All of the data that follows should be retyped exactly, please, except the pictures.

---------- Records for the task

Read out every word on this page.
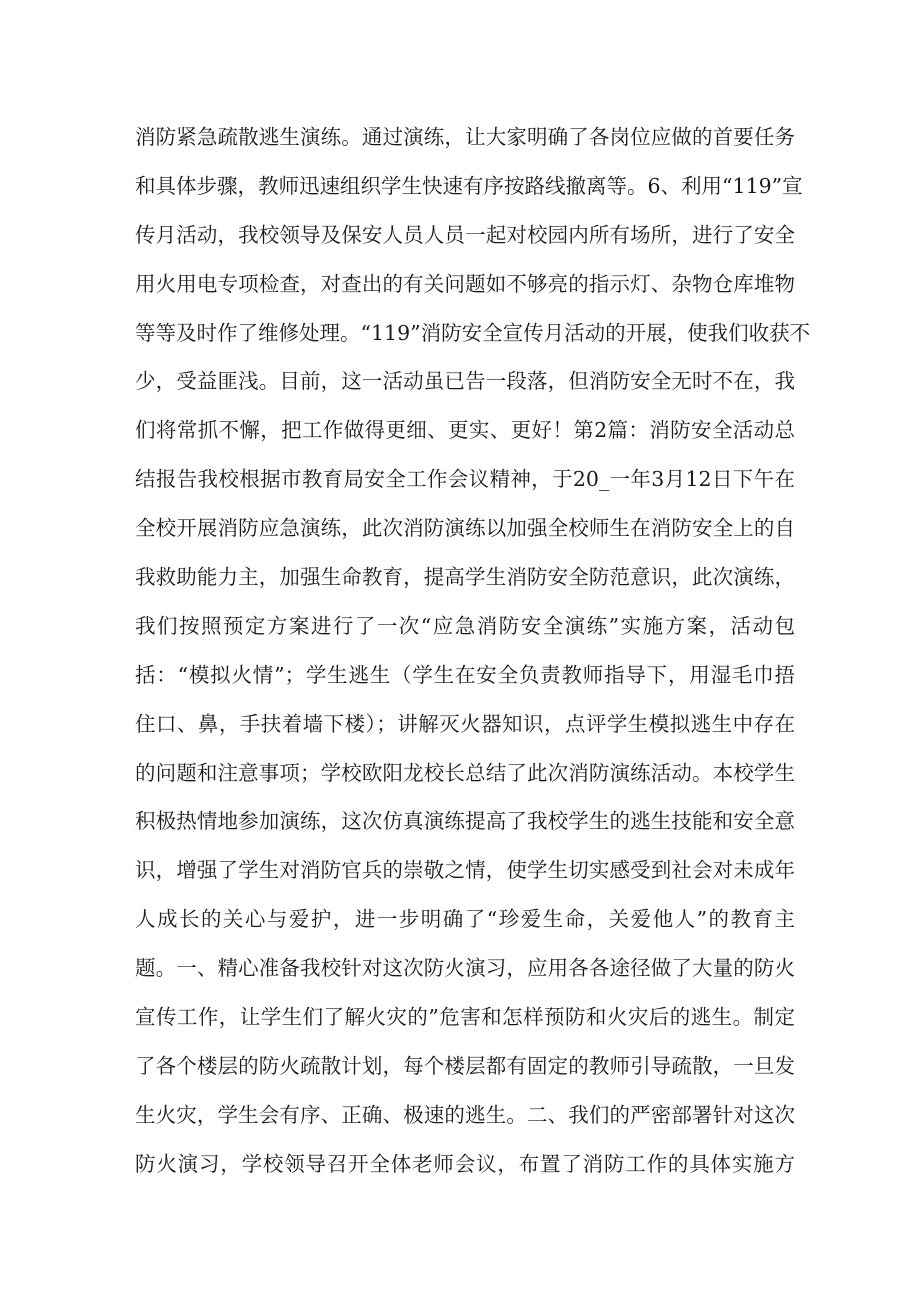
消防紧急疏散逃生演练。通过演练，让大家明确了各岗位应做的首要任务
和具体步骤，教师迅速组织学生快速有序按路线撤离等。6、利用“119”宣
传月活动，我校领导及保安人员人员一起对校园内所有场所，进行了安全
用火用电专项检查，对查出的有关问题如不够亮的指示灯、杂物仓库堆物
等等及时作了维修处理。“119”消防安全宣传月活动的开展，使我们收获不
少，受益匪浅。目前，这一活动虽已告一段落，但消防安全无时不在，我
们将常抓不懈，把工作做得更细、更实、更好！第2篇：消防安全活动总
结报告我校根据市教育局安全工作会议精神，于20_一年3月12日下午在
全校开展消防应急演练，此次消防演练以加强全校师生在消防安全上的自
我救助能力主，加强生命教育，提高学生消防安全防范意识，此次演练，
我们按照预定方案进行了一次“应急消防安全演练”实施方案，活动包
括：“模拟火情”；学生逃生（学生在安全负责教师指导下，用湿毛巾捂
住口、鼻，手扶着墙下楼）；讲解灭火器知识，点评学生模拟逃生中存在
的问题和注意事项；学校欧阳龙校长总结了此次消防演练活动。本校学生
积极热情地参加演练，这次仿真演练提高了我校学生的逃生技能和安全意
识，增强了学生对消防官兵的崇敬之情，使学生切实感受到社会对未成年
人成长的关心与爱护，进一步明确了“珍爱生命，关爱他人”的教育主
题。一、精心准备我校针对这次防火演习，应用各各途径做了大量的防火
宣传工作，让学生们了解火灾的”危害和怎样预防和火灾后的逃生。制定
了各个楼层的防火疏散计划，每个楼层都有固定的教师引导疏散，一旦发
生火灾，学生会有序、正确、极速的逃生。二、我们的严密部署针对这次
防火演习，学校领导召开全体老师会议，布置了消防工作的具体实施方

--------------------

→ Correct output
Read out every word on this page.
消防紧急疏散逃生演练。通过演练，让大家明确了各岗位应做的首要任务
和具体步骤，教师迅速组织学生快速有序按路线撤离等。6、利用“119”宣
传月活动，我校领导及保安人员人员一起对校园内所有场所，进行了安全
用火用电专项检查，对查出的有关问题如不够亮的指示灯、杂物仓库堆物
等等及时作了维修处理。“119”消防安全宣传月活动的开展，使我们收获不
少，受益匪浅。目前，这一活动虽已告一段落，但消防安全无时不在，我
们将常抓不懈，把工作做得更细、更实、更好！第2篇：消防安全活动总
结报告我校根据市教育局安全工作会议精神，于20_一年3月12日下午在
全校开展消防应急演练，此次消防演练以加强全校师生在消防安全上的自
我救助能力主，加强生命教育，提高学生消防安全防范意识，此次演练，
我们按照预定方案进行了一次“应急消防安全演练”实施方案，活动包
括：“模拟火情”；学生逃生（学生在安全负责教师指导下，用湿毛巾捂
住口、鼻，手扶着墙下楼）；讲解灭火器知识，点评学生模拟逃生中存在
的问题和注意事项；学校欧阳龙校长总结了此次消防演练活动。本校学生
积极热情地参加演练，这次仿真演练提高了我校学生的逃生技能和安全意
识，增强了学生对消防官兵的崇敬之情，使学生切实感受到社会对未成年
人成长的关心与爱护，进一步明确了“珍爱生命，关爱他人”的教育主
题。一、精心准备我校针对这次防火演习，应用各各途径做了大量的防火
宣传工作，让学生们了解火灾的”危害和怎样预防和火灾后的逃生。制定
了各个楼层的防火疏散计划，每个楼层都有固定的教师引导疏散，一旦发
生火灾，学生会有序、正确、极速的逃生。二、我们的严密部署针对这次
防火演习，学校领导召开全体老师会议，布置了消防工作的具体实施方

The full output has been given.